• [Instruction]: Below is a block of records; repeat all of them exactly.

--- BEGIN Excerpted data ---

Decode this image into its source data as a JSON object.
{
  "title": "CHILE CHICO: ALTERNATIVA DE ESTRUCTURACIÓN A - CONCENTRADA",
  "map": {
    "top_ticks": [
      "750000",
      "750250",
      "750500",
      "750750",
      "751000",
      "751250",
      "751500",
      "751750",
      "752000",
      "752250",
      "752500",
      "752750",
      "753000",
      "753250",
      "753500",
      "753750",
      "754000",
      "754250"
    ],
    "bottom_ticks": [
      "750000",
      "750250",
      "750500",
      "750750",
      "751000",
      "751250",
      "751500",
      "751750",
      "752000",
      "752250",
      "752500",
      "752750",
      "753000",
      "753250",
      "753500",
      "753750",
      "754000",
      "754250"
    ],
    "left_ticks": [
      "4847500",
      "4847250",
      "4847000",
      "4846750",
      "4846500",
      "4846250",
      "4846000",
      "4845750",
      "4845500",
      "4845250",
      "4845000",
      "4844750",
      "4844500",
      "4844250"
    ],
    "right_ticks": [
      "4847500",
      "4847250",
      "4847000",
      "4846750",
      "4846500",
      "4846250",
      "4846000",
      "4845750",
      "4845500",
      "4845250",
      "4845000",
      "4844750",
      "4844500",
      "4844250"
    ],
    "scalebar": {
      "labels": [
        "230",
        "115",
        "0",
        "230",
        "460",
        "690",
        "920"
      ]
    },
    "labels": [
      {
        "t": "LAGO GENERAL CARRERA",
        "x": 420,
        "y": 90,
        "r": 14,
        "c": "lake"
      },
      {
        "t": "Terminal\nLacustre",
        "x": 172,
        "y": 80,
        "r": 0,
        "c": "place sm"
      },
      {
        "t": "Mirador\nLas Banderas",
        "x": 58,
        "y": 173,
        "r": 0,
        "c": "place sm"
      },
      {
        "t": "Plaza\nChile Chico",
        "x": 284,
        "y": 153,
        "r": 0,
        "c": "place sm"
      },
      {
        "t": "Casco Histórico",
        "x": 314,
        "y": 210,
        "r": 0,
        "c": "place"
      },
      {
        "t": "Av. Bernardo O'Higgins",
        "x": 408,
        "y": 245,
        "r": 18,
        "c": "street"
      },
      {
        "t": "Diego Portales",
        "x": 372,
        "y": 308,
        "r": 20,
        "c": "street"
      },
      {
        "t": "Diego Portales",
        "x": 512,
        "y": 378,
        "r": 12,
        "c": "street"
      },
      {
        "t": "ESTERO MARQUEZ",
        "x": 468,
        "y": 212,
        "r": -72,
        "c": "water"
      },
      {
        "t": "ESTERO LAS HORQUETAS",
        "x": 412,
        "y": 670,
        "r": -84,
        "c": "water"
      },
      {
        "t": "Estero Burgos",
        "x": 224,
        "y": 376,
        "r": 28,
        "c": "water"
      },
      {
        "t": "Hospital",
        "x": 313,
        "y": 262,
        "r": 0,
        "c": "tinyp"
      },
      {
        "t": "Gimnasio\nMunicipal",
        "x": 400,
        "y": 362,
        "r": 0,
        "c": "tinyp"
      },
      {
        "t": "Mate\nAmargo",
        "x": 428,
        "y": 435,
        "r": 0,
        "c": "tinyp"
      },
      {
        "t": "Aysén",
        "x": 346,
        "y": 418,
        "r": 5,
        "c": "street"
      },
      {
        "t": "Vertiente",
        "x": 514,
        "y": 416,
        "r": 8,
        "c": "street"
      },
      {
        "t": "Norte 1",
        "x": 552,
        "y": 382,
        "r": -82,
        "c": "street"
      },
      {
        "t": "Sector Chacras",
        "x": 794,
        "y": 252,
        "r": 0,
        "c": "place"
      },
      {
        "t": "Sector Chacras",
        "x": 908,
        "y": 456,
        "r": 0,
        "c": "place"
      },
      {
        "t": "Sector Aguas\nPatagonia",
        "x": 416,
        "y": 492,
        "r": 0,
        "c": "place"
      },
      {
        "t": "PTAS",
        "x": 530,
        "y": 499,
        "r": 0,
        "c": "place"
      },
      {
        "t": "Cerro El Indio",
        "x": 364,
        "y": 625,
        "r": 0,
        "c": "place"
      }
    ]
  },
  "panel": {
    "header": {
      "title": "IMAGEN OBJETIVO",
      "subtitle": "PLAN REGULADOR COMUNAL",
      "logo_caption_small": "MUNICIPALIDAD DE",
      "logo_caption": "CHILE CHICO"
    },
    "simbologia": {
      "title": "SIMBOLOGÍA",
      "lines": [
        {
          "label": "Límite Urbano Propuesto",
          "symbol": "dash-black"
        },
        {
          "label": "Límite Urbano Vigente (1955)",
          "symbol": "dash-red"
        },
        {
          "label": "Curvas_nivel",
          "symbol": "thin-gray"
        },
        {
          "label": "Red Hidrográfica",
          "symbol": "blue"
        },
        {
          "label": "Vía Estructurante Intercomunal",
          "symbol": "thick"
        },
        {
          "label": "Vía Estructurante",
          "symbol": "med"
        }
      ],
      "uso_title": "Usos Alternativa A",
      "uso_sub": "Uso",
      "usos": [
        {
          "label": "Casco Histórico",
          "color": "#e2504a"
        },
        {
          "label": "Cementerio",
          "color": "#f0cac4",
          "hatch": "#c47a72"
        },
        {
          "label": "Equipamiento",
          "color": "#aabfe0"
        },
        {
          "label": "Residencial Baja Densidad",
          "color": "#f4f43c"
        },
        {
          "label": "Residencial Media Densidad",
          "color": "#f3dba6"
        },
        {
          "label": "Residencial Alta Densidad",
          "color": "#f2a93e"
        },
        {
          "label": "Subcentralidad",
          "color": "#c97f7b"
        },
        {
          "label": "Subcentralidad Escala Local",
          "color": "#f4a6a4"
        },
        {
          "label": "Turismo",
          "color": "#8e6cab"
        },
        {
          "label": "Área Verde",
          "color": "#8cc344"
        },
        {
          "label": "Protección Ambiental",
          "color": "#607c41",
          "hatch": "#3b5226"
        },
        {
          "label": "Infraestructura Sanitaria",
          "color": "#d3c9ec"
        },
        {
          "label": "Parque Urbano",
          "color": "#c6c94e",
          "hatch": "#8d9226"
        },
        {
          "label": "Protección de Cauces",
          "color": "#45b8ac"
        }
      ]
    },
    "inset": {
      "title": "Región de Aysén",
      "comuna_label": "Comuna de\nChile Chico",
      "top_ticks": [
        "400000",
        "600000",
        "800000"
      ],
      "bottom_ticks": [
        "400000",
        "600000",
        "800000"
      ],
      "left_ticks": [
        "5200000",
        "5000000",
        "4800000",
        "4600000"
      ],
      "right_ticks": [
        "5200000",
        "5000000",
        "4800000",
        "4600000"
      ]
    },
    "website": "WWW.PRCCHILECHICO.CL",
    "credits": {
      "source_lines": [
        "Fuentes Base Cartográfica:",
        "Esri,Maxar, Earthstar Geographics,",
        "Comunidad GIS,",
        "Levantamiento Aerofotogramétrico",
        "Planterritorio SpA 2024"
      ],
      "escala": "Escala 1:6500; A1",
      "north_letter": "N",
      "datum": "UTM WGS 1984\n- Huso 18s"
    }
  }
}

--- END Excerpted data ---

• [Answer below]:
Decode this image into its source data as a JSON object.
{
  "title": "CHILE CHICO: ALTERNATIVA DE ESTRUCTURACIÓN A - CONCENTRADA",
  "map": {
    "top_ticks": [
      "750000",
      "750250",
      "750500",
      "750750",
      "751000",
      "751250",
      "751500",
      "751750",
      "752000",
      "752250",
      "752500",
      "752750",
      "753000",
      "753250",
      "753500",
      "753750",
      "754000",
      "754250"
    ],
    "bottom_ticks": [
      "750000",
      "750250",
      "750500",
      "750750",
      "751000",
      "751250",
      "751500",
      "751750",
      "752000",
      "752250",
      "752500",
      "752750",
      "753000",
      "753250",
      "753500",
      "753750",
      "754000",
      "754250"
    ],
    "left_ticks": [
      "4847500",
      "4847250",
      "4847000",
      "4846750",
      "4846500",
      "4846250",
      "4846000",
      "4845750",
      "4845500",
      "4845250",
      "4845000",
      "4844750",
      "4844500",
      "4844250"
    ],
    "right_ticks": [
      "4847500",
      "4847250",
      "4847000",
      "4846750",
      "4846500",
      "4846250",
      "4846000",
      "4845750",
      "4845500",
      "4845250",
      "4845000",
      "4844750",
      "4844500",
      "4844250"
    ],
    "scalebar": {
      "labels": [
        "230",
        "115",
        "0",
        "230",
        "460",
        "690",
        "920"
      ]
    },
    "labels": [
      {
        "t": "LAGO GENERAL CARRERA",
        "x": 420,
        "y": 90,
        "r": 14,
        "c": "lake"
      },
      {
        "t": "Terminal\nLacustre",
        "x": 172,
        "y": 80,
        "r": 0,
        "c": "place sm"
      },
      {
        "t": "Mirador\nLas Banderas",
        "x": 58,
        "y": 173,
        "r": 0,
        "c": "place sm"
      },
      {
        "t": "Plaza\nChile Chico",
        "x": 284,
        "y": 153,
        "r": 0,
        "c": "place sm"
      },
      {
        "t": "Casco Histórico",
        "x": 314,
        "y": 210,
        "r": 0,
        "c": "place"
      },
      {
        "t": "Av. Bernardo O'Higgins",
        "x": 408,
        "y": 245,
        "r": 18,
        "c": "street"
      },
      {
        "t": "Diego Portales",
        "x": 372,
        "y": 308,
        "r": 20,
        "c": "street"
      },
      {
        "t": "Diego Portales",
        "x": 512,
        "y": 378,
        "r": 12,
        "c": "street"
      },
      {
        "t": "ESTERO MARQUEZ",
        "x": 468,
        "y": 212,
        "r": -72,
        "c": "water"
      },
      {
        "t": "ESTERO LAS HORQUETAS",
        "x": 412,
        "y": 670,
        "r": -84,
        "c": "water"
      },
      {
        "t": "Estero Burgos",
        "x": 224,
        "y": 376,
        "r": 28,
        "c": "water"
      },
      {
        "t": "Hospital",
        "x": 313,
        "y": 262,
        "r": 0,
        "c": "tinyp"
      },
      {
        "t": "Gimnasio\nMunicipal",
        "x": 400,
        "y": 362,
        "r": 0,
        "c": "tinyp"
      },
      {
        "t": "Mate\nAmargo",
        "x": 428,
        "y": 435,
        "r": 0,
        "c": "tinyp"
      },
      {
        "t": "Aysén",
        "x": 346,
        "y": 418,
        "r": 5,
        "c": "street"
      },
      {
        "t": "Vertiente",
        "x": 514,
        "y": 416,
        "r": 8,
        "c": "street"
      },
      {
        "t": "Norte 1",
        "x": 552,
        "y": 382,
        "r": -82,
        "c": "street"
      },
      {
        "t": "Sector Chacras",
        "x": 794,
        "y": 252,
        "r": 0,
        "c": "place"
      },
      {
        "t": "Sector Chacras",
        "x": 908,
        "y": 456,
        "r": 0,
        "c": "place"
      },
      {
        "t": "Sector Aguas\nPatagonia",
        "x": 416,
        "y": 492,
        "r": 0,
        "c": "place"
      },
      {
        "t": "PTAS",
        "x": 530,
        "y": 499,
        "r": 0,
        "c": "place"
      },
      {
        "t": "Cerro El Indio",
        "x": 364,
        "y": 625,
        "r": 0,
        "c": "place"
      }
    ]
  },
  "panel": {
    "header": {
      "title": "IMAGEN OBJETIVO",
      "subtitle": "PLAN REGULADOR COMUNAL",
      "logo_caption_small": "MUNICIPALIDAD DE",
      "logo_caption": "CHILE CHICO"
    },
    "simbologia": {
      "title": "SIMBOLOGÍA",
      "lines": [
        {
          "label": "Límite Urbano Propuesto",
          "symbol": "dash-black"
        },
        {
          "label": "Límite Urbano Vigente (1955)",
          "symbol": "dash-red"
        },
        {
          "label": "Curvas_nivel",
          "symbol": "thin-gray"
        },
        {
          "label": "Red Hidrográfica",
          "symbol": "blue"
        },
        {
          "label": "Vía Estructurante Intercomunal",
          "symbol": "thick"
        },
        {
          "label": "Vía Estructurante",
          "symbol": "med"
        }
      ],
      "uso_title": "Usos Alternativa A",
      "uso_sub": "Uso",
      "usos": [
        {
          "label": "Casco Histórico",
          "color": "#e2504a"
        },
        {
          "label": "Cementerio",
          "color": "#f0cac4",
          "hatch": "#c47a72"
        },
        {
          "label": "Equipamiento",
          "color": "#aabfe0"
        },
        {
          "label": "Residencial Baja Densidad",
          "color": "#f4f43c"
        },
        {
          "label": "Residencial Media Densidad",
          "color": "#f3dba6"
        },
        {
          "label": "Residencial Alta Densidad",
          "color": "#f2a93e"
        },
        {
          "label": "Subcentralidad",
          "color": "#c97f7b"
        },
        {
          "label": "Subcentralidad Escala Local",
          "color": "#f4a6a4"
        },
        {
          "label": "Turismo",
          "color": "#8e6cab"
        },
        {
          "label": "Área Verde",
          "color": "#8cc344"
        },
        {
          "label": "Protección Ambiental",
          "color": "#607c41",
          "hatch": "#3b5226"
        },
        {
          "label": "Infraestructura Sanitaria",
          "color": "#d3c9ec"
        },
        {
          "label": "Parque Urbano",
          "color": "#c6c94e",
          "hatch": "#8d9226"
        },
        {
          "label": "Protección de Cauces",
          "color": "#45b8ac"
        }
      ]
    },
    "inset": {
      "title": "Región de Aysén",
      "comuna_label": "Comuna de\nChile Chico",
      "top_ticks": [
        "400000",
        "600000",
        "800000"
      ],
      "bottom_ticks": [
        "400000",
        "600000",
        "800000"
      ],
      "left_ticks": [
        "5200000",
        "5000000",
        "4800000",
        "4600000"
      ],
      "right_ticks": [
        "5200000",
        "5000000",
        "4800000",
        "4600000"
      ]
    },
    "website": "WWW.PRCCHILECHICO.CL",
    "credits": {
      "source_lines": [
        "Fuentes Base Cartográfica:",
        "Esri,Maxar, Earthstar Geographics,",
        "Comunidad GIS,",
        "Levantamiento Aerofotogramétrico",
        "Planterritorio SpA 2024"
      ],
      "escala": "Escala 1:6500; A1",
      "north_letter": "N",
      "datum": "UTM WGS 1984\n- Huso 18s"
    }
  }
}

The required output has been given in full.